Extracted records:
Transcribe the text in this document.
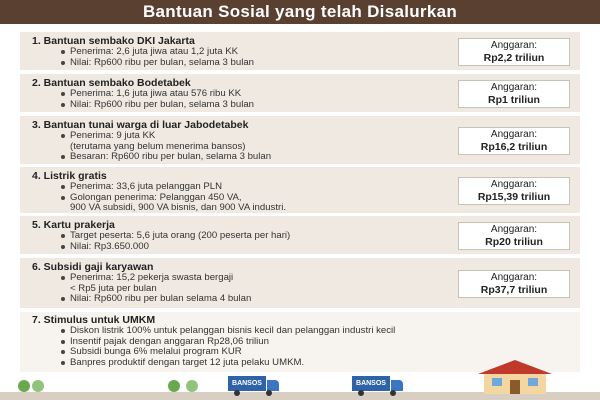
Bantuan Sosial yang telah Disalurkan
1. Bantuan sembako DKI Jakarta
Penerima: 2,6 juta jiwa atau 1,2 juta KK
Nilai: Rp600 ribu per bulan, selama 3 bulan
Anggaran:
Rp2,2 triliun
2. Bantuan sembako Bodetabek
Penerima: 1,6 juta jiwa atau 576 ribu KK
Nilai: Rp600 ribu per bulan, selama 3 bulan
Anggaran:
Rp1 triliun
3. Bantuan tunai warga di luar Jabodetabek
Penerima: 9 juta KK
(terutama yang belum menerima bansos)
Besaran: Rp600 ribu per bulan, selama 3 bulan
Anggaran:
Rp16,2 triliun
4. Listrik gratis
Penerima: 33,6 juta pelanggan PLN
Golongan penerima: Pelanggan 450 VA,
900 VA subsidi, 900 VA bisnis, dan 900 VA industri.
Anggaran:
Rp15,39 triliun
5. Kartu prakerja
Target peserta: 5,6 juta orang (200 peserta per hari)
Nilai: Rp3.650.000
Anggaran:
Rp20 triliun
6. Subsidi gaji karyawan
Penerima: 15,2 pekerja swasta bergaji
< Rp5 juta per bulan
Nilai: Rp600 ribu per bulan selama 4 bulan
Anggaran:
Rp37,7 triliun
7. Stimulus untuk UMKM
Diskon listrik 100% untuk pelanggan bisnis kecil dan pelanggan industri kecil
Insentif pajak dengan anggaran Rp28,06 triliun
Subsidi bunga 6% melalui program KUR
Banpres produktif dengan target 12 juta pelaku UMKM.
BANSOS	BANSOS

### EXERCISE REQUIREMENTS
The records above are to be reproduced exactly; the pictures are to be left out.

### SOLUTION TO THIS PROBLEM
Transcribe the text in this document.
Bantuan Sosial yang telah Disalurkan
1. Bantuan sembako DKI Jakarta
Penerima: 2,6 juta jiwa atau 1,2 juta KK
Nilai: Rp600 ribu per bulan, selama 3 bulan
Anggaran:
Rp2,2 triliun
2. Bantuan sembako Bodetabek
Penerima: 1,6 juta jiwa atau 576 ribu KK
Nilai: Rp600 ribu per bulan, selama 3 bulan
Anggaran:
Rp1 triliun
3. Bantuan tunai warga di luar Jabodetabek
Penerima: 9 juta KK
(terutama yang belum menerima bansos)
Besaran: Rp600 ribu per bulan, selama 3 bulan
Anggaran:
Rp16,2 triliun
4. Listrik gratis
Penerima: 33,6 juta pelanggan PLN
Golongan penerima: Pelanggan 450 VA,
900 VA subsidi, 900 VA bisnis, dan 900 VA industri.
Anggaran:
Rp15,39 triliun
5. Kartu prakerja
Target peserta: 5,6 juta orang (200 peserta per hari)
Nilai: Rp3.650.000
Anggaran:
Rp20 triliun
6. Subsidi gaji karyawan
Penerima: 15,2 pekerja swasta bergaji
< Rp5 juta per bulan
Nilai: Rp600 ribu per bulan selama 4 bulan
Anggaran:
Rp37,7 triliun
7. Stimulus untuk UMKM
Diskon listrik 100% untuk pelanggan bisnis kecil dan pelanggan industri kecil
Insentif pajak dengan anggaran Rp28,06 triliun
Subsidi bunga 6% melalui program KUR
Banpres produktif dengan target 12 juta pelaku UMKM.
BANSOS	BANSOS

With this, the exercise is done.